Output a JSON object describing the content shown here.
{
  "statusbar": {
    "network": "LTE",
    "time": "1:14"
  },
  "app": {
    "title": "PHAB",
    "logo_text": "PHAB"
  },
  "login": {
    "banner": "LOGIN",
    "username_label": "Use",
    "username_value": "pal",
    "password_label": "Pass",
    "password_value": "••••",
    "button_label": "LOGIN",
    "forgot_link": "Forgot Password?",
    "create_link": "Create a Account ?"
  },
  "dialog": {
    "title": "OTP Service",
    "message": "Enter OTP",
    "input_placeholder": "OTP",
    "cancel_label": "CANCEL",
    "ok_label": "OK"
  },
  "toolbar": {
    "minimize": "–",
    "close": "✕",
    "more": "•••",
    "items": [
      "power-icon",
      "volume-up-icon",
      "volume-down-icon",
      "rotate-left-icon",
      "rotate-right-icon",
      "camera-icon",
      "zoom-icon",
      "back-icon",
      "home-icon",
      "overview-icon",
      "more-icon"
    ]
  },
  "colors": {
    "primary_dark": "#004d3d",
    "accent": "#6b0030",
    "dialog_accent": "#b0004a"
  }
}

__________

#### [Work to complete]
Quote the entire listing above exactly.

#### [Full output]
Output a JSON object describing the content shown here.
{
  "statusbar": {
    "network": "LTE",
    "time": "1:14"
  },
  "app": {
    "title": "PHAB",
    "logo_text": "PHAB"
  },
  "login": {
    "banner": "LOGIN",
    "username_label": "Use",
    "username_value": "pal",
    "password_label": "Pass",
    "password_value": "••••",
    "button_label": "LOGIN",
    "forgot_link": "Forgot Password?",
    "create_link": "Create a Account ?"
  },
  "dialog": {
    "title": "OTP Service",
    "message": "Enter OTP",
    "input_placeholder": "OTP",
    "cancel_label": "CANCEL",
    "ok_label": "OK"
  },
  "toolbar": {
    "minimize": "–",
    "close": "✕",
    "more": "•••",
    "items": [
      "power-icon",
      "volume-up-icon",
      "volume-down-icon",
      "rotate-left-icon",
      "rotate-right-icon",
      "camera-icon",
      "zoom-icon",
      "back-icon",
      "home-icon",
      "overview-icon",
      "more-icon"
    ]
  },
  "colors": {
    "primary_dark": "#004d3d",
    "accent": "#6b0030",
    "dialog_accent": "#b0004a"
  }
}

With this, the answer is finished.